THE EXERCISE = Reproduce each line of the listing exactly.

[START SUPPLIED ENTRIES]

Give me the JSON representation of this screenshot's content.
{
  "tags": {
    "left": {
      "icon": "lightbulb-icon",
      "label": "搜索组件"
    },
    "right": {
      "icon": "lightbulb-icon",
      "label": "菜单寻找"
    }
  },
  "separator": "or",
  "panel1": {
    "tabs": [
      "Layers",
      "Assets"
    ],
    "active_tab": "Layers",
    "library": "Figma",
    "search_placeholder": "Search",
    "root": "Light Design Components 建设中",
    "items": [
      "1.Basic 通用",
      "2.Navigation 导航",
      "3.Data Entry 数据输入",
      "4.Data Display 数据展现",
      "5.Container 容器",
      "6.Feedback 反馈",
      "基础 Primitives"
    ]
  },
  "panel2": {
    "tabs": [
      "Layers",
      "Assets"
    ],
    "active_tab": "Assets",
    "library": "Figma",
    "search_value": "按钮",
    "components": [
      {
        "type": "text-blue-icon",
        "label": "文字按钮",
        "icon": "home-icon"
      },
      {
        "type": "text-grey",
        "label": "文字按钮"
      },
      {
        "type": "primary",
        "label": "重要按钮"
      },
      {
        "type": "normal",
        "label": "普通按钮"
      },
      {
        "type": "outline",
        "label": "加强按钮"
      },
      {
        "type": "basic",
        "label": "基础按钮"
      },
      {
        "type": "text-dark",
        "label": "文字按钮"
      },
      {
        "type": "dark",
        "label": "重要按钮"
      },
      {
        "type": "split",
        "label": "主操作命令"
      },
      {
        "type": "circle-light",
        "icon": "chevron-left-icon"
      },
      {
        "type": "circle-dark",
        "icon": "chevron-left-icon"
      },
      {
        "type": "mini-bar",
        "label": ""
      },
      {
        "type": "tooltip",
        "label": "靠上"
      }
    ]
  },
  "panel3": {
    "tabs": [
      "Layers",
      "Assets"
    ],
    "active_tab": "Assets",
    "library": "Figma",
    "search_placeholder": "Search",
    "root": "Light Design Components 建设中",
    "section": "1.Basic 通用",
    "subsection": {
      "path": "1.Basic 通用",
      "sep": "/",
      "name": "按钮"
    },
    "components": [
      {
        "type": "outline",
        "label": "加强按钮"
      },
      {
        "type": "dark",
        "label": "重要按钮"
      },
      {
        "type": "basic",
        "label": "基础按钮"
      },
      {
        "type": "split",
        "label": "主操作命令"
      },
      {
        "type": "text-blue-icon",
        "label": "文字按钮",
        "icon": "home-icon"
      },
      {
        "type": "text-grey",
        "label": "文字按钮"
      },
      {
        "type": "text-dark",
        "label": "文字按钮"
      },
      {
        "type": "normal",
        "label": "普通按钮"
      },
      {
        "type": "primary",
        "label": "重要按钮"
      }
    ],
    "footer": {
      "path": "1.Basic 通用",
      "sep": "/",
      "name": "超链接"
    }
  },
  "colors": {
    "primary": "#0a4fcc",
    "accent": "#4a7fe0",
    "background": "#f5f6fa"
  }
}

[END SUPPLIED ENTRIES]

OUTPUT FOR THIS EXERCISE =
Give me the JSON representation of this screenshot's content.
{
  "tags": {
    "left": {
      "icon": "lightbulb-icon",
      "label": "搜索组件"
    },
    "right": {
      "icon": "lightbulb-icon",
      "label": "菜单寻找"
    }
  },
  "separator": "or",
  "panel1": {
    "tabs": [
      "Layers",
      "Assets"
    ],
    "active_tab": "Layers",
    "library": "Figma",
    "search_placeholder": "Search",
    "root": "Light Design Components 建设中",
    "items": [
      "1.Basic 通用",
      "2.Navigation 导航",
      "3.Data Entry 数据输入",
      "4.Data Display 数据展现",
      "5.Container 容器",
      "6.Feedback 反馈",
      "基础 Primitives"
    ]
  },
  "panel2": {
    "tabs": [
      "Layers",
      "Assets"
    ],
    "active_tab": "Assets",
    "library": "Figma",
    "search_value": "按钮",
    "components": [
      {
        "type": "text-blue-icon",
        "label": "文字按钮",
        "icon": "home-icon"
      },
      {
        "type": "text-grey",
        "label": "文字按钮"
      },
      {
        "type": "primary",
        "label": "重要按钮"
      },
      {
        "type": "normal",
        "label": "普通按钮"
      },
      {
        "type": "outline",
        "label": "加强按钮"
      },
      {
        "type": "basic",
        "label": "基础按钮"
      },
      {
        "type": "text-dark",
        "label": "文字按钮"
      },
      {
        "type": "dark",
        "label": "重要按钮"
      },
      {
        "type": "split",
        "label": "主操作命令"
      },
      {
        "type": "circle-light",
        "icon": "chevron-left-icon"
      },
      {
        "type": "circle-dark",
        "icon": "chevron-left-icon"
      },
      {
        "type": "mini-bar",
        "label": ""
      },
      {
        "type": "tooltip",
        "label": "靠上"
      }
    ]
  },
  "panel3": {
    "tabs": [
      "Layers",
      "Assets"
    ],
    "active_tab": "Assets",
    "library": "Figma",
    "search_placeholder": "Search",
    "root": "Light Design Components 建设中",
    "section": "1.Basic 通用",
    "subsection": {
      "path": "1.Basic 通用",
      "sep": "/",
      "name": "按钮"
    },
    "components": [
      {
        "type": "outline",
        "label": "加强按钮"
      },
      {
        "type": "dark",
        "label": "重要按钮"
      },
      {
        "type": "basic",
        "label": "基础按钮"
      },
      {
        "type": "split",
        "label": "主操作命令"
      },
      {
        "type": "text-blue-icon",
        "label": "文字按钮",
        "icon": "home-icon"
      },
      {
        "type": "text-grey",
        "label": "文字按钮"
      },
      {
        "type": "text-dark",
        "label": "文字按钮"
      },
      {
        "type": "normal",
        "label": "普通按钮"
      },
      {
        "type": "primary",
        "label": "重要按钮"
      }
    ],
    "footer": {
      "path": "1.Basic 通用",
      "sep": "/",
      "name": "超链接"
    }
  },
  "colors": {
    "primary": "#0a4fcc",
    "accent": "#4a7fe0",
    "background": "#f5f6fa"
  }
}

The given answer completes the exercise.